### Items from a figure collection
+---+

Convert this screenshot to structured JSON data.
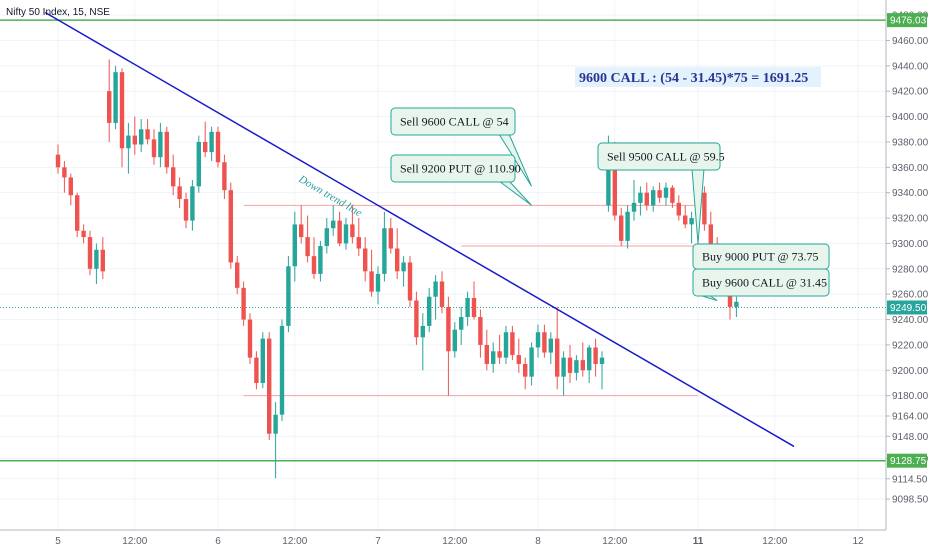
{
  "header": {
    "symbol_title": "Nifty 50 Index, 15, NSE"
  },
  "colors": {
    "up": "#26a69a",
    "down": "#ef5350",
    "trendline": "#1a1acc",
    "support_green": "#4caf50",
    "level_red": "#f4a3a3",
    "note_border": "#26a69a",
    "note_fill": "#e8f5ec",
    "summary_fill": "#e3f2fd",
    "summary_text": "#283593"
  },
  "chart_data": {
    "type": "candlestick",
    "title": "Nifty 50 Index, 15, NSE",
    "ylim": [
      9082,
      9484
    ],
    "y_ticks": [
      9098.5,
      9114.5,
      9130.5,
      9148,
      9164,
      9180,
      9200,
      9220,
      9240,
      9260,
      9280,
      9300,
      9320,
      9340,
      9360,
      9380,
      9400,
      9420,
      9440,
      9460,
      9480
    ],
    "y_tick_labels": [
      "9098.50",
      "9114.50",
      "9130.50",
      "9148.00",
      "9164.00",
      "9180.00",
      "9200.00",
      "9220.00",
      "9240.00",
      "9260.00",
      "9280.00",
      "9300.00",
      "9320.00",
      "9340.00",
      "9360.00",
      "9380.00",
      "9400.00",
      "9420.00",
      "9440.00",
      "9460.00",
      "9480.00"
    ],
    "x_ticks": [
      {
        "label": "5",
        "bar": 0
      },
      {
        "label": "12:00",
        "bar": 12
      },
      {
        "label": "6",
        "bar": 25
      },
      {
        "label": "12:00",
        "bar": 37
      },
      {
        "label": "7",
        "bar": 50
      },
      {
        "label": "12:00",
        "bar": 62
      },
      {
        "label": "8",
        "bar": 75
      },
      {
        "label": "12:00",
        "bar": 87
      },
      {
        "label": "11",
        "bar": 100
      },
      {
        "label": "12:00",
        "bar": 112
      },
      {
        "label": "12",
        "bar": 125
      }
    ],
    "candles": [
      [
        9370,
        9378,
        9355,
        9360
      ],
      [
        9360,
        9365,
        9340,
        9352
      ],
      [
        9352,
        9355,
        9330,
        9338
      ],
      [
        9338,
        9340,
        9305,
        9310
      ],
      [
        9310,
        9315,
        9300,
        9305
      ],
      [
        9305,
        9310,
        9275,
        9280
      ],
      [
        9280,
        9300,
        9268,
        9295
      ],
      [
        9295,
        9305,
        9272,
        9278
      ],
      [
        9420,
        9445,
        9380,
        9395
      ],
      [
        9395,
        9440,
        9390,
        9435
      ],
      [
        9435,
        9438,
        9360,
        9375
      ],
      [
        9375,
        9395,
        9355,
        9385
      ],
      [
        9385,
        9400,
        9370,
        9378
      ],
      [
        9378,
        9398,
        9372,
        9390
      ],
      [
        9390,
        9398,
        9378,
        9382
      ],
      [
        9382,
        9390,
        9362,
        9368
      ],
      [
        9368,
        9395,
        9360,
        9388
      ],
      [
        9388,
        9392,
        9355,
        9360
      ],
      [
        9360,
        9370,
        9338,
        9345
      ],
      [
        9345,
        9352,
        9328,
        9335
      ],
      [
        9335,
        9340,
        9312,
        9318
      ],
      [
        9318,
        9350,
        9310,
        9345
      ],
      [
        9345,
        9385,
        9340,
        9380
      ],
      [
        9380,
        9396,
        9368,
        9372
      ],
      [
        9372,
        9392,
        9365,
        9388
      ],
      [
        9388,
        9392,
        9360,
        9364
      ],
      [
        9364,
        9370,
        9335,
        9342
      ],
      [
        9342,
        9348,
        9280,
        9285
      ],
      [
        9285,
        9290,
        9260,
        9265
      ],
      [
        9265,
        9270,
        9235,
        9240
      ],
      [
        9240,
        9245,
        9205,
        9210
      ],
      [
        9210,
        9215,
        9185,
        9190
      ],
      [
        9190,
        9230,
        9186,
        9225
      ],
      [
        9225,
        9230,
        9145,
        9150
      ],
      [
        9150,
        9175,
        9115,
        9165
      ],
      [
        9165,
        9240,
        9160,
        9235
      ],
      [
        9235,
        9290,
        9230,
        9282
      ],
      [
        9282,
        9325,
        9270,
        9315
      ],
      [
        9315,
        9330,
        9300,
        9305
      ],
      [
        9305,
        9322,
        9285,
        9290
      ],
      [
        9290,
        9305,
        9272,
        9276
      ],
      [
        9276,
        9302,
        9270,
        9298
      ],
      [
        9298,
        9320,
        9292,
        9312
      ],
      [
        9312,
        9330,
        9306,
        9318
      ],
      [
        9318,
        9325,
        9298,
        9300
      ],
      [
        9300,
        9320,
        9295,
        9315
      ],
      [
        9315,
        9330,
        9300,
        9305
      ],
      [
        9305,
        9320,
        9290,
        9296
      ],
      [
        9296,
        9305,
        9270,
        9278
      ],
      [
        9278,
        9295,
        9258,
        9262
      ],
      [
        9262,
        9282,
        9252,
        9276
      ],
      [
        9276,
        9325,
        9270,
        9312
      ],
      [
        9312,
        9320,
        9292,
        9296
      ],
      [
        9296,
        9312,
        9272,
        9278
      ],
      [
        9278,
        9290,
        9266,
        9285
      ],
      [
        9285,
        9290,
        9250,
        9255
      ],
      [
        9255,
        9262,
        9220,
        9226
      ],
      [
        9226,
        9245,
        9200,
        9235
      ],
      [
        9235,
        9265,
        9230,
        9258
      ],
      [
        9258,
        9275,
        9240,
        9270
      ],
      [
        9270,
        9278,
        9245,
        9250
      ],
      [
        9250,
        9258,
        9180,
        9215
      ],
      [
        9215,
        9238,
        9210,
        9232
      ],
      [
        9232,
        9250,
        9220,
        9242
      ],
      [
        9242,
        9262,
        9235,
        9257
      ],
      [
        9257,
        9270,
        9240,
        9242
      ],
      [
        9242,
        9248,
        9210,
        9220
      ],
      [
        9220,
        9232,
        9200,
        9205
      ],
      [
        9205,
        9222,
        9198,
        9215
      ],
      [
        9215,
        9228,
        9205,
        9210
      ],
      [
        9210,
        9235,
        9205,
        9230
      ],
      [
        9230,
        9235,
        9208,
        9212
      ],
      [
        9212,
        9225,
        9198,
        9205
      ],
      [
        9205,
        9210,
        9185,
        9195
      ],
      [
        9195,
        9222,
        9188,
        9218
      ],
      [
        9218,
        9236,
        9210,
        9230
      ],
      [
        9230,
        9236,
        9210,
        9214
      ],
      [
        9214,
        9230,
        9205,
        9225
      ],
      [
        9225,
        9250,
        9185,
        9195
      ],
      [
        9195,
        9215,
        9180,
        9210
      ],
      [
        9210,
        9220,
        9190,
        9198
      ],
      [
        9198,
        9212,
        9192,
        9208
      ],
      [
        9208,
        9222,
        9195,
        9200
      ],
      [
        9200,
        9220,
        9190,
        9218
      ],
      [
        9218,
        9225,
        9195,
        9205
      ],
      [
        9205,
        9215,
        9185,
        9210
      ],
      [
        9330,
        9385,
        9325,
        9375
      ],
      [
        9375,
        9380,
        9318,
        9322
      ],
      [
        9322,
        9328,
        9298,
        9302
      ],
      [
        9302,
        9330,
        9296,
        9325
      ],
      [
        9325,
        9350,
        9318,
        9332
      ],
      [
        9332,
        9345,
        9322,
        9340
      ],
      [
        9340,
        9348,
        9326,
        9330
      ],
      [
        9330,
        9345,
        9325,
        9342
      ],
      [
        9342,
        9348,
        9332,
        9336
      ],
      [
        9336,
        9348,
        9330,
        9344
      ],
      [
        9344,
        9346,
        9328,
        9332
      ],
      [
        9332,
        9338,
        9318,
        9322
      ],
      [
        9322,
        9330,
        9312,
        9315
      ],
      [
        9315,
        9325,
        9300,
        9320
      ],
      [
        9320,
        9345,
        9315,
        9340
      ],
      [
        9340,
        9345,
        9310,
        9315
      ],
      [
        9315,
        9325,
        9295,
        9300
      ],
      [
        9300,
        9305,
        9285,
        9290
      ],
      [
        9290,
        9295,
        9265,
        9270
      ],
      [
        9270,
        9275,
        9240,
        9250
      ],
      [
        9250,
        9258,
        9242,
        9254
      ]
    ],
    "horizontal_lines": [
      {
        "name": "upper-support",
        "value": 9476.03,
        "label": "9476.03",
        "color": "green",
        "extent": "full"
      },
      {
        "name": "lower-support",
        "value": 9128.75,
        "label": "9128.75",
        "color": "green",
        "extent": "full"
      },
      {
        "name": "current-price",
        "value": 9249.5,
        "label": "9249.50",
        "color": "teal-dotted",
        "extent": "full"
      },
      {
        "name": "resistance-9330",
        "value": 9330,
        "color": "red",
        "extent": "day5-to-day8"
      },
      {
        "name": "level-9298",
        "value": 9298,
        "color": "red",
        "extent": "day8"
      },
      {
        "name": "support-9180",
        "value": 9180,
        "color": "red",
        "extent": "day5-to-day8"
      }
    ],
    "trendline": {
      "label": "Down trend line",
      "start": {
        "bar": -2,
        "value": 9482
      },
      "end": {
        "bar": 115,
        "value": 9140
      }
    },
    "annotations": [
      {
        "text": "Sell 9600 CALL @ 54",
        "target": {
          "bar": 74,
          "value": 9345
        }
      },
      {
        "text": "Sell 9200 PUT @ 110.90",
        "target": {
          "bar": 74,
          "value": 9330
        }
      },
      {
        "text": "Sell 9500 CALL @ 59.5",
        "target": {
          "bar": 100,
          "value": 9300
        }
      },
      {
        "text": "Buy 9000 PUT @ 73.75",
        "target": {
          "bar": 103,
          "value": 9262
        }
      },
      {
        "text": "Buy 9600 CALL @ 31.45",
        "target": {
          "bar": 103,
          "value": 9255
        }
      }
    ],
    "summary": "9600 CALL : (54 - 31.45)*75 = 1691.25"
  }
}
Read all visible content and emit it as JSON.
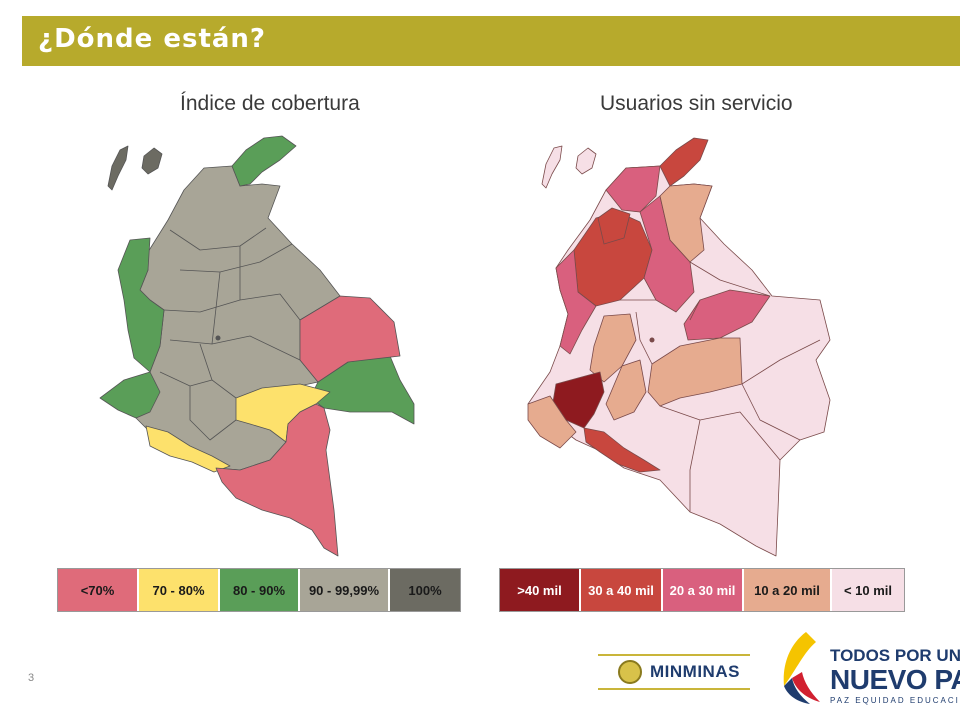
{
  "header": {
    "title": "¿Dónde están?"
  },
  "slide_number": "3",
  "colors": {
    "header_bar": "#b7aa2c",
    "coverage_lt70": "#df6b7a",
    "coverage_70_80": "#fde16c",
    "coverage_80_90": "#5a9e58",
    "coverage_90_9999": "#a8a597",
    "coverage_100": "#6c6b62",
    "users_gt40": "#8e1a1f",
    "users_30_40": "#c8473e",
    "users_20_30": "#d9607e",
    "users_10_20": "#e6ab8f",
    "users_lt10": "#f6dfe6"
  },
  "maps": [
    {
      "title": "Índice de cobertura",
      "legend": [
        "<70%",
        "70 - 80%",
        "80 - 90%",
        "90 - 99,99%",
        "100%"
      ]
    },
    {
      "title": "Usuarios sin servicio",
      "legend": [
        ">40 mil",
        "30 a 40 mil",
        "20 a 30 mil",
        "10 a  20 mil",
        "< 10 mil"
      ]
    }
  ],
  "logos": {
    "minminas": "MINMINAS",
    "tpunp_line1": "TODOS POR UN",
    "tpunp_line2": "NUEVO PAÍS",
    "tpunp_line3": "PAZ  EQUIDAD  EDUCACIÓN"
  }
}
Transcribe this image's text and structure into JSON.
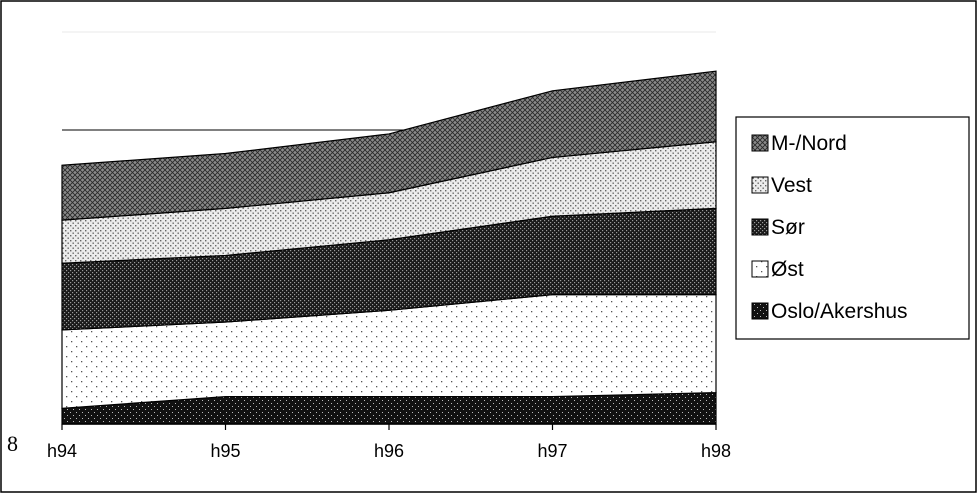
{
  "stray_label": "8",
  "chart_data": {
    "type": "area",
    "stacked": true,
    "title": "",
    "xlabel": "",
    "ylabel": "",
    "categories": [
      "h94",
      "h95",
      "h96",
      "h97",
      "h98"
    ],
    "ylim": [
      0,
      100
    ],
    "grid": true,
    "legend_position": "right",
    "series": [
      {
        "name": "Oslo/Akershus",
        "values": [
          4,
          7,
          7,
          7,
          8
        ]
      },
      {
        "name": "Øst",
        "values": [
          20,
          19,
          22,
          26,
          25
        ]
      },
      {
        "name": "Sør",
        "values": [
          17,
          17,
          18,
          20,
          22
        ]
      },
      {
        "name": "Vest",
        "values": [
          11,
          12,
          12,
          15,
          17
        ]
      },
      {
        "name": "M-/Nord",
        "values": [
          14,
          14,
          15,
          17,
          18
        ]
      }
    ],
    "legend_order": [
      "M-/Nord",
      "Vest",
      "Sør",
      "Øst",
      "Oslo/Akershus"
    ]
  }
}
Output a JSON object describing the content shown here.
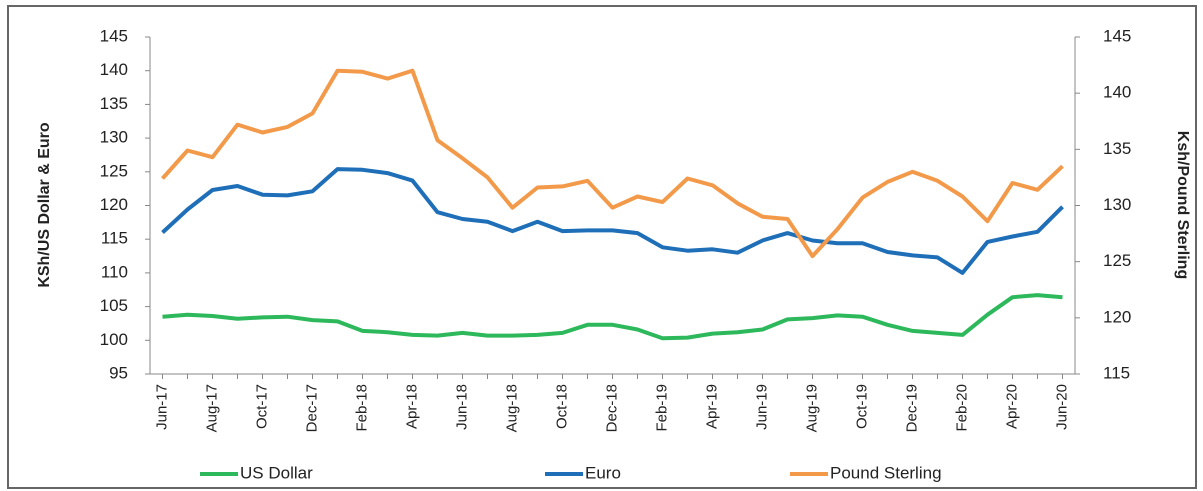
{
  "chart_data": {
    "type": "line",
    "y_label": "KSh/US Dollar & Euro",
    "y2_label": "Ksh/Pound Sterling",
    "categories": [
      "Jun-17",
      null,
      "Aug-17",
      null,
      "Oct-17",
      null,
      "Dec-17",
      null,
      "Feb-18",
      null,
      "Apr-18",
      null,
      "Jun-18",
      null,
      "Aug-18",
      null,
      "Oct-18",
      null,
      "Dec-18",
      null,
      "Feb-19",
      null,
      "Apr-19",
      null,
      "Jun-19",
      null,
      "Aug-19",
      null,
      "Oct-19",
      null,
      "Dec-19",
      null,
      "Feb-20",
      null,
      "Apr-20",
      null,
      "Jun-20"
    ],
    "series": [
      {
        "name": "US Dollar",
        "color": "#2eb85c",
        "values": [
          103.5,
          103.8,
          103.6,
          103.2,
          103.4,
          103.5,
          103.0,
          102.8,
          101.4,
          101.2,
          100.8,
          100.7,
          101.1,
          100.7,
          100.7,
          100.8,
          101.1,
          102.3,
          102.3,
          101.6,
          100.3,
          100.4,
          101.0,
          101.2,
          101.6,
          103.1,
          103.3,
          103.7,
          103.5,
          102.3,
          101.4,
          101.1,
          100.8,
          103.8,
          106.4,
          106.7,
          106.4
        ]
      },
      {
        "name": "Euro",
        "color": "#1f6fb8",
        "values": [
          116.0,
          119.4,
          122.3,
          122.9,
          121.6,
          121.5,
          122.1,
          125.4,
          125.3,
          124.8,
          123.7,
          119.0,
          118.0,
          117.6,
          116.2,
          117.6,
          116.2,
          116.3,
          116.3,
          115.9,
          113.8,
          113.3,
          113.5,
          113.0,
          114.8,
          115.9,
          114.8,
          114.4,
          114.4,
          113.1,
          112.6,
          112.3,
          110.0,
          114.6,
          115.4,
          116.1,
          119.8
        ]
      },
      {
        "name": "Pound Sterling",
        "color": "#f39a4a",
        "axis": "y2",
        "values": [
          132.4,
          134.9,
          134.3,
          137.2,
          136.5,
          137.0,
          138.2,
          142.0,
          141.9,
          141.3,
          142.0,
          135.8,
          134.2,
          132.5,
          129.8,
          131.6,
          131.7,
          132.2,
          129.8,
          130.8,
          130.3,
          132.4,
          131.8,
          130.2,
          129.0,
          128.8,
          125.5,
          127.9,
          130.7,
          132.1,
          133.0,
          132.2,
          130.8,
          128.6,
          132.0,
          131.4,
          133.5
        ]
      }
    ],
    "ylim": [
      95,
      145
    ],
    "yticks": [
      95,
      100,
      105,
      110,
      115,
      120,
      125,
      130,
      135,
      140,
      145
    ],
    "y2lim": [
      115,
      145
    ],
    "y2ticks": [
      115,
      120,
      125,
      130,
      135,
      140,
      145
    ],
    "grid": false,
    "legend": "bottom"
  }
}
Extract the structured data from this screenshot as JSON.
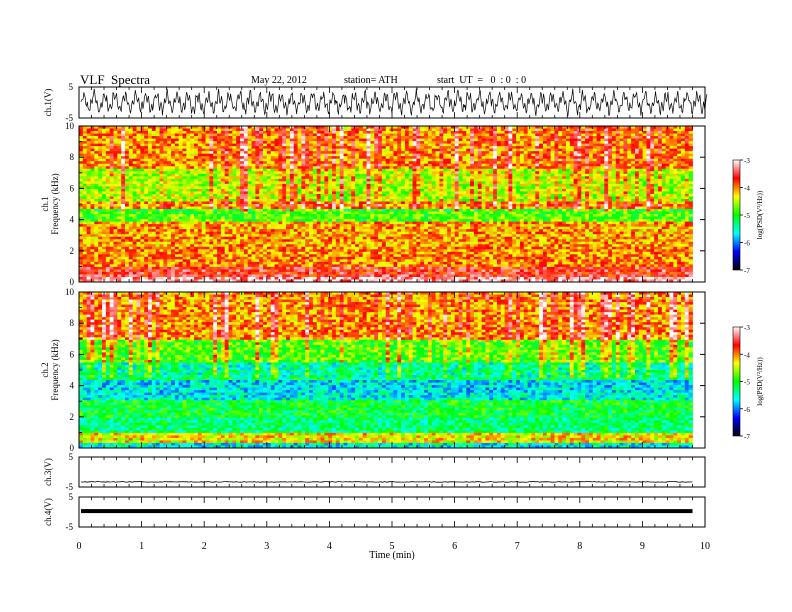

+---+

### THE REQUEST
Scan the material above. Copy each line that holds the word "Sell".

### SOLUTION TO THE PROBLEM
        "text": "Sell 9600 CALL @ 54",
        "text": "Sell 9200 PUT @ 110.90",
        "text": "Sell 9500 CALL @ 59.5",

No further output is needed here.